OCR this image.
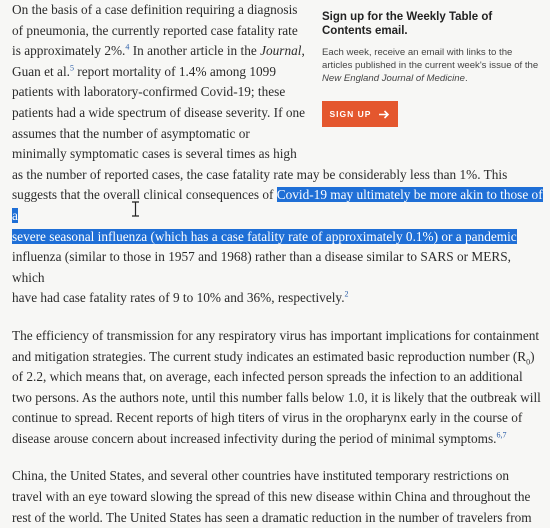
On the basis of a case definition requiring a diagnosis

of pneumonia, the currently reported case fatality rate

is approximately 2%.$^4$ In another article in the Journal,

Guan et al.$^5$ report mortality of 1.4% among 1099

patients with laboratory-confirmed Covid-19; these

patients had a wide spectrum of disease severity. If one

assumes that the number of asymptomatic or

minimally symptomatic cases is several times as high

as the number of reported cases, the case fatality rate may be considerably less than 1%. This

suggests that the overall clinical consequences of Covid-19 may ultimately be more akin to those of a

severe seasonal influenza (which has a case fatality rate of approximately 0.1%) or a pandemic

influenza (similar to those in 1957 and 1968) rather than a disease similar to SARS or MERS, which

have had case fatality rates of 9 to 10% and 36%, respectively.$^2$

The efficiency of transmission for any respiratory virus has important implications for containment

and mitigation strategies. The current study indicates an estimated basic reproduction number $(R_0)$

of 2.2, which means that, on average, each infected person spreads the infection to an additional

two persons. As the authors note, until this number falls below 1.0, it is likely that the outbreak will

continue to spread. Recent reports of high titers of virus in the oropharynx early in the course of

disease arouse concern about increased infectivity during the period of minimal symptoms.$^{6,7}$

China, the United States, and several other countries have instituted temporary restrictions on

travel with an eye toward slowing the spread of this new disease within China and throughout the

rest of the world. The United States has seen a dramatic reduction in the number of travelers from

Sign up for the Weekly Table of Contents email.

Each week, receive an email with links to the articles published in the current week's issue of the New England Journal of Medicine.

SIGN UP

────────────────────

__Prompt__.
For this exercise, return the material word for word and drop each image.

__Finished exercise__.
OCR this image.
On the basis of a case definition requiring a diagnosis

of pneumonia, the currently reported case fatality rate

is approximately 2%.$^4$ In another article in the Journal,

Guan et al.$^5$ report mortality of 1.4% among 1099

patients with laboratory-confirmed Covid-19; these

patients had a wide spectrum of disease severity. If one

assumes that the number of asymptomatic or

minimally symptomatic cases is several times as high

as the number of reported cases, the case fatality rate may be considerably less than 1%. This

suggests that the overall clinical consequences of Covid-19 may ultimately be more akin to those of a

severe seasonal influenza (which has a case fatality rate of approximately 0.1%) or a pandemic

influenza (similar to those in 1957 and 1968) rather than a disease similar to SARS or MERS, which

have had case fatality rates of 9 to 10% and 36%, respectively.$^2$

The efficiency of transmission for any respiratory virus has important implications for containment

and mitigation strategies. The current study indicates an estimated basic reproduction number $(R_0)$

of 2.2, which means that, on average, each infected person spreads the infection to an additional

two persons. As the authors note, until this number falls below 1.0, it is likely that the outbreak will

continue to spread. Recent reports of high titers of virus in the oropharynx early in the course of

disease arouse concern about increased infectivity during the period of minimal symptoms.$^{6,7}$

China, the United States, and several other countries have instituted temporary restrictions on

travel with an eye toward slowing the spread of this new disease within China and throughout the

rest of the world. The United States has seen a dramatic reduction in the number of travelers from

Sign up for the Weekly Table of Contents email.

Each week, receive an email with links to the articles published in the current week's issue of the New England Journal of Medicine.

SIGN UP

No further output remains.